SHORT EXERCISE
Select every line holding the word "name" and copy it.

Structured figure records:

= = = =

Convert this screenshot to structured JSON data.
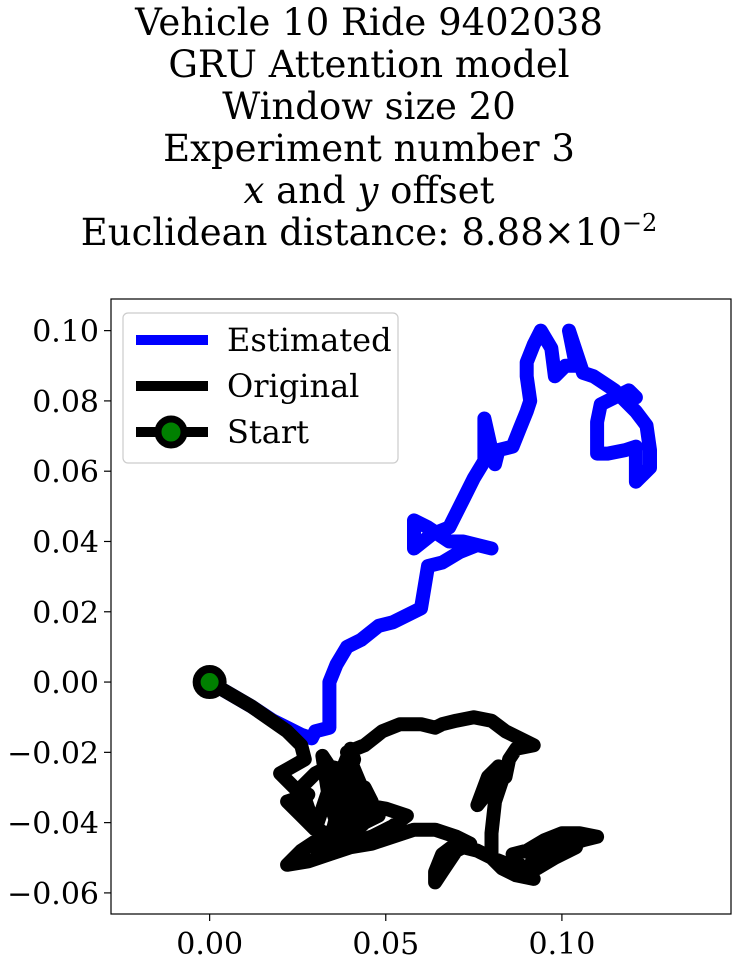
{
  "chart_data": {
    "type": "line",
    "title_lines": [
      "Vehicle 10 Ride 9402038",
      "GRU Attention model",
      "Window size 20",
      "Experiment number 3",
      "x and y offset",
      "Euclidean distance: 8.88×10−2"
    ],
    "xlim": [
      -0.028,
      0.148
    ],
    "ylim": [
      -0.066,
      0.109
    ],
    "x_ticks": [
      0.0,
      0.05,
      0.1
    ],
    "x_tick_labels": [
      "0.00",
      "0.05",
      "0.10"
    ],
    "y_ticks": [
      0.1,
      0.08,
      0.06,
      0.04,
      0.02,
      0.0,
      -0.02,
      -0.04,
      -0.06
    ],
    "y_tick_labels": [
      "0.10",
      "0.08",
      "0.06",
      "0.04",
      "0.02",
      "0.00",
      "−0.02",
      "−0.04",
      "−0.06"
    ],
    "grid": false,
    "legend_position": "top-left",
    "legend": [
      "Estimated",
      "Original",
      "Start"
    ],
    "series": [
      {
        "name": "Estimated",
        "color": "#0000ff",
        "points": [
          [
            0.0,
            0.0
          ],
          [
            0.012,
            -0.007
          ],
          [
            0.018,
            -0.011
          ],
          [
            0.022,
            -0.013
          ],
          [
            0.026,
            -0.015
          ],
          [
            0.029,
            -0.016
          ],
          [
            0.03,
            -0.014
          ],
          [
            0.034,
            -0.013
          ],
          [
            0.034,
            -0.004
          ],
          [
            0.034,
            0.0
          ],
          [
            0.036,
            0.005
          ],
          [
            0.039,
            0.01
          ],
          [
            0.043,
            0.012
          ],
          [
            0.048,
            0.016
          ],
          [
            0.052,
            0.017
          ],
          [
            0.056,
            0.019
          ],
          [
            0.06,
            0.021
          ],
          [
            0.062,
            0.033
          ],
          [
            0.066,
            0.034
          ],
          [
            0.071,
            0.037
          ],
          [
            0.076,
            0.039
          ],
          [
            0.08,
            0.038
          ],
          [
            0.072,
            0.04
          ],
          [
            0.068,
            0.04
          ],
          [
            0.062,
            0.044
          ],
          [
            0.058,
            0.046
          ],
          [
            0.058,
            0.038
          ],
          [
            0.063,
            0.042
          ],
          [
            0.068,
            0.044
          ],
          [
            0.072,
            0.052
          ],
          [
            0.075,
            0.058
          ],
          [
            0.078,
            0.063
          ],
          [
            0.078,
            0.075
          ],
          [
            0.08,
            0.066
          ],
          [
            0.081,
            0.062
          ],
          [
            0.082,
            0.066
          ],
          [
            0.086,
            0.067
          ],
          [
            0.088,
            0.072
          ],
          [
            0.09,
            0.077
          ],
          [
            0.091,
            0.08
          ],
          [
            0.09,
            0.087
          ],
          [
            0.09,
            0.091
          ],
          [
            0.092,
            0.096
          ],
          [
            0.094,
            0.1
          ],
          [
            0.097,
            0.095
          ],
          [
            0.098,
            0.087
          ],
          [
            0.101,
            0.09
          ],
          [
            0.104,
            0.09
          ],
          [
            0.102,
            0.1
          ],
          [
            0.104,
            0.094
          ],
          [
            0.106,
            0.088
          ],
          [
            0.109,
            0.087
          ],
          [
            0.112,
            0.085
          ],
          [
            0.115,
            0.083
          ],
          [
            0.118,
            0.08
          ],
          [
            0.121,
            0.077
          ],
          [
            0.124,
            0.073
          ],
          [
            0.125,
            0.066
          ],
          [
            0.125,
            0.061
          ],
          [
            0.121,
            0.057
          ],
          [
            0.121,
            0.067
          ],
          [
            0.118,
            0.066
          ],
          [
            0.113,
            0.065
          ],
          [
            0.11,
            0.065
          ],
          [
            0.11,
            0.074
          ],
          [
            0.111,
            0.079
          ],
          [
            0.113,
            0.08
          ],
          [
            0.117,
            0.082
          ],
          [
            0.119,
            0.083
          ],
          [
            0.121,
            0.081
          ]
        ]
      },
      {
        "name": "Original",
        "color": "#000000",
        "points": [
          [
            0.0,
            0.0
          ],
          [
            0.012,
            -0.007
          ],
          [
            0.022,
            -0.014
          ],
          [
            0.026,
            -0.018
          ],
          [
            0.027,
            -0.022
          ],
          [
            0.02,
            -0.026
          ],
          [
            0.024,
            -0.03
          ],
          [
            0.028,
            -0.032
          ],
          [
            0.022,
            -0.034
          ],
          [
            0.026,
            -0.038
          ],
          [
            0.03,
            -0.042
          ],
          [
            0.034,
            -0.03
          ],
          [
            0.038,
            -0.026
          ],
          [
            0.041,
            -0.032
          ],
          [
            0.036,
            -0.038
          ],
          [
            0.04,
            -0.044
          ],
          [
            0.044,
            -0.032
          ],
          [
            0.039,
            -0.02
          ],
          [
            0.044,
            -0.018
          ],
          [
            0.049,
            -0.014
          ],
          [
            0.054,
            -0.012
          ],
          [
            0.06,
            -0.012
          ],
          [
            0.064,
            -0.013
          ],
          [
            0.066,
            -0.012
          ],
          [
            0.07,
            -0.011
          ],
          [
            0.075,
            -0.01
          ],
          [
            0.08,
            -0.011
          ],
          [
            0.084,
            -0.014
          ],
          [
            0.09,
            -0.017
          ],
          [
            0.092,
            -0.018
          ],
          [
            0.087,
            -0.019
          ],
          [
            0.085,
            -0.022
          ],
          [
            0.084,
            -0.027
          ],
          [
            0.08,
            -0.03
          ],
          [
            0.076,
            -0.035
          ],
          [
            0.079,
            -0.027
          ],
          [
            0.082,
            -0.024
          ],
          [
            0.083,
            -0.028
          ],
          [
            0.081,
            -0.034
          ],
          [
            0.08,
            -0.043
          ],
          [
            0.08,
            -0.05
          ],
          [
            0.083,
            -0.053
          ],
          [
            0.087,
            -0.055
          ],
          [
            0.092,
            -0.056
          ],
          [
            0.088,
            -0.052
          ],
          [
            0.086,
            -0.049
          ],
          [
            0.09,
            -0.048
          ],
          [
            0.095,
            -0.045
          ],
          [
            0.1,
            -0.043
          ],
          [
            0.105,
            -0.043
          ],
          [
            0.11,
            -0.044
          ],
          [
            0.106,
            -0.045
          ],
          [
            0.1,
            -0.047
          ],
          [
            0.095,
            -0.05
          ],
          [
            0.091,
            -0.053
          ],
          [
            0.092,
            -0.049
          ],
          [
            0.096,
            -0.046
          ],
          [
            0.101,
            -0.045
          ],
          [
            0.104,
            -0.047
          ],
          [
            0.098,
            -0.05
          ],
          [
            0.093,
            -0.053
          ],
          [
            0.089,
            -0.054
          ],
          [
            0.085,
            -0.052
          ],
          [
            0.08,
            -0.05
          ],
          [
            0.076,
            -0.048
          ],
          [
            0.072,
            -0.047
          ],
          [
            0.07,
            -0.046
          ],
          [
            0.066,
            -0.049
          ],
          [
            0.064,
            -0.054
          ],
          [
            0.064,
            -0.057
          ],
          [
            0.066,
            -0.054
          ],
          [
            0.07,
            -0.048
          ],
          [
            0.074,
            -0.046
          ],
          [
            0.07,
            -0.044
          ],
          [
            0.064,
            -0.042
          ],
          [
            0.058,
            -0.042
          ],
          [
            0.052,
            -0.044
          ],
          [
            0.046,
            -0.046
          ],
          [
            0.04,
            -0.047
          ],
          [
            0.034,
            -0.049
          ],
          [
            0.028,
            -0.051
          ],
          [
            0.022,
            -0.052
          ],
          [
            0.026,
            -0.048
          ],
          [
            0.032,
            -0.044
          ],
          [
            0.038,
            -0.04
          ],
          [
            0.044,
            -0.037
          ],
          [
            0.048,
            -0.038
          ],
          [
            0.042,
            -0.041
          ],
          [
            0.036,
            -0.044
          ],
          [
            0.03,
            -0.047
          ],
          [
            0.034,
            -0.048
          ],
          [
            0.04,
            -0.046
          ],
          [
            0.046,
            -0.044
          ],
          [
            0.052,
            -0.041
          ],
          [
            0.056,
            -0.038
          ],
          [
            0.05,
            -0.036
          ],
          [
            0.044,
            -0.035
          ],
          [
            0.04,
            -0.033
          ],
          [
            0.036,
            -0.029
          ],
          [
            0.034,
            -0.024
          ],
          [
            0.032,
            -0.021
          ],
          [
            0.034,
            -0.034
          ],
          [
            0.036,
            -0.04
          ],
          [
            0.038,
            -0.046
          ],
          [
            0.04,
            -0.044
          ],
          [
            0.041,
            -0.038
          ],
          [
            0.039,
            -0.03
          ],
          [
            0.038,
            -0.024
          ],
          [
            0.04,
            -0.019
          ],
          [
            0.041,
            -0.022
          ],
          [
            0.039,
            -0.028
          ],
          [
            0.037,
            -0.033
          ],
          [
            0.036,
            -0.038
          ],
          [
            0.034,
            -0.046
          ],
          [
            0.036,
            -0.04
          ],
          [
            0.038,
            -0.034
          ],
          [
            0.04,
            -0.03
          ],
          [
            0.044,
            -0.03
          ],
          [
            0.046,
            -0.034
          ],
          [
            0.044,
            -0.04
          ],
          [
            0.04,
            -0.044
          ],
          [
            0.036,
            -0.046
          ],
          [
            0.03,
            -0.041
          ],
          [
            0.028,
            -0.036
          ],
          [
            0.026,
            -0.03
          ],
          [
            0.03,
            -0.026
          ],
          [
            0.034,
            -0.024
          ],
          [
            0.038,
            -0.025
          ]
        ]
      }
    ],
    "start_point": {
      "name": "Start",
      "x": 0.0,
      "y": 0.0,
      "edge_color": "#000000",
      "face_color": "#008000"
    }
  }
}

= = = =

RESPONSE TO THE TASK
        "name": "Estimated",
        "name": "Original",
      "name": "Start",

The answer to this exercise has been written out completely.